## Begin Data shown

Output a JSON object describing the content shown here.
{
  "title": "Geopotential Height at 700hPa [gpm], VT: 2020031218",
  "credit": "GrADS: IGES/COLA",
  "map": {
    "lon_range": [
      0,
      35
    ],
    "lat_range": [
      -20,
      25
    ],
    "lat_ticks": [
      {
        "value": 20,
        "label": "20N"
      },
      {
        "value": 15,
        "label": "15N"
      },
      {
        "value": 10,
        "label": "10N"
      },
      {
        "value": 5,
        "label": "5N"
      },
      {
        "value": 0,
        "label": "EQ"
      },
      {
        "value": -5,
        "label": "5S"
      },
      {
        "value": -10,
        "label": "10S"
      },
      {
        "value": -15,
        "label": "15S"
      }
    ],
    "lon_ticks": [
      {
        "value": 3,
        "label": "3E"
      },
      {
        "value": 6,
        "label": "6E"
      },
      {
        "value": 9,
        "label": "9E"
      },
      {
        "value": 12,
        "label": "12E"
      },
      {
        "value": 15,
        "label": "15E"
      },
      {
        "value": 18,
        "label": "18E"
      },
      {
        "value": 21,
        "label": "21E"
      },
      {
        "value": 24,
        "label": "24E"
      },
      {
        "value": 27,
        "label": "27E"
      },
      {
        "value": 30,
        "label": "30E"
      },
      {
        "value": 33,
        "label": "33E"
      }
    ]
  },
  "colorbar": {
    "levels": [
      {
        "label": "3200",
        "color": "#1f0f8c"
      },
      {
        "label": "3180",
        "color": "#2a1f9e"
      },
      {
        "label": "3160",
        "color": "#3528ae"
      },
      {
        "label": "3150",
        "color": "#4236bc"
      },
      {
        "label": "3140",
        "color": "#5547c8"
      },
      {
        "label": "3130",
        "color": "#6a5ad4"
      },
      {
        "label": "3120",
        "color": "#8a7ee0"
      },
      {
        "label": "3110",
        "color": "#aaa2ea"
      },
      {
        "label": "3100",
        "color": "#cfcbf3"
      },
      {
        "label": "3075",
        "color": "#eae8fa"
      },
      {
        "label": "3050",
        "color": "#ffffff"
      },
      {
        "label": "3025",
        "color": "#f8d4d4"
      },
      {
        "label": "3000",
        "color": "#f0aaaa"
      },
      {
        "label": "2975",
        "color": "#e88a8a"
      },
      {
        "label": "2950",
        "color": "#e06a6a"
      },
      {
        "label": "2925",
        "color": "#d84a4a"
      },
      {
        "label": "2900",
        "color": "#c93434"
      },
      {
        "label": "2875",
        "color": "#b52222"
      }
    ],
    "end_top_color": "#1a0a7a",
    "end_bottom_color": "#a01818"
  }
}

## End Data shown

Exercise prompt – Output the full listing exactly as it stands.

Final answer –
Output a JSON object describing the content shown here.
{
  "title": "Geopotential Height at 700hPa [gpm], VT: 2020031218",
  "credit": "GrADS: IGES/COLA",
  "map": {
    "lon_range": [
      0,
      35
    ],
    "lat_range": [
      -20,
      25
    ],
    "lat_ticks": [
      {
        "value": 20,
        "label": "20N"
      },
      {
        "value": 15,
        "label": "15N"
      },
      {
        "value": 10,
        "label": "10N"
      },
      {
        "value": 5,
        "label": "5N"
      },
      {
        "value": 0,
        "label": "EQ"
      },
      {
        "value": -5,
        "label": "5S"
      },
      {
        "value": -10,
        "label": "10S"
      },
      {
        "value": -15,
        "label": "15S"
      }
    ],
    "lon_ticks": [
      {
        "value": 3,
        "label": "3E"
      },
      {
        "value": 6,
        "label": "6E"
      },
      {
        "value": 9,
        "label": "9E"
      },
      {
        "value": 12,
        "label": "12E"
      },
      {
        "value": 15,
        "label": "15E"
      },
      {
        "value": 18,
        "label": "18E"
      },
      {
        "value": 21,
        "label": "21E"
      },
      {
        "value": 24,
        "label": "24E"
      },
      {
        "value": 27,
        "label": "27E"
      },
      {
        "value": 30,
        "label": "30E"
      },
      {
        "value": 33,
        "label": "33E"
      }
    ]
  },
  "colorbar": {
    "levels": [
      {
        "label": "3200",
        "color": "#1f0f8c"
      },
      {
        "label": "3180",
        "color": "#2a1f9e"
      },
      {
        "label": "3160",
        "color": "#3528ae"
      },
      {
        "label": "3150",
        "color": "#4236bc"
      },
      {
        "label": "3140",
        "color": "#5547c8"
      },
      {
        "label": "3130",
        "color": "#6a5ad4"
      },
      {
        "label": "3120",
        "color": "#8a7ee0"
      },
      {
        "label": "3110",
        "color": "#aaa2ea"
      },
      {
        "label": "3100",
        "color": "#cfcbf3"
      },
      {
        "label": "3075",
        "color": "#eae8fa"
      },
      {
        "label": "3050",
        "color": "#ffffff"
      },
      {
        "label": "3025",
        "color": "#f8d4d4"
      },
      {
        "label": "3000",
        "color": "#f0aaaa"
      },
      {
        "label": "2975",
        "color": "#e88a8a"
      },
      {
        "label": "2950",
        "color": "#e06a6a"
      },
      {
        "label": "2925",
        "color": "#d84a4a"
      },
      {
        "label": "2900",
        "color": "#c93434"
      },
      {
        "label": "2875",
        "color": "#b52222"
      }
    ],
    "end_top_color": "#1a0a7a",
    "end_bottom_color": "#a01818"
  }
}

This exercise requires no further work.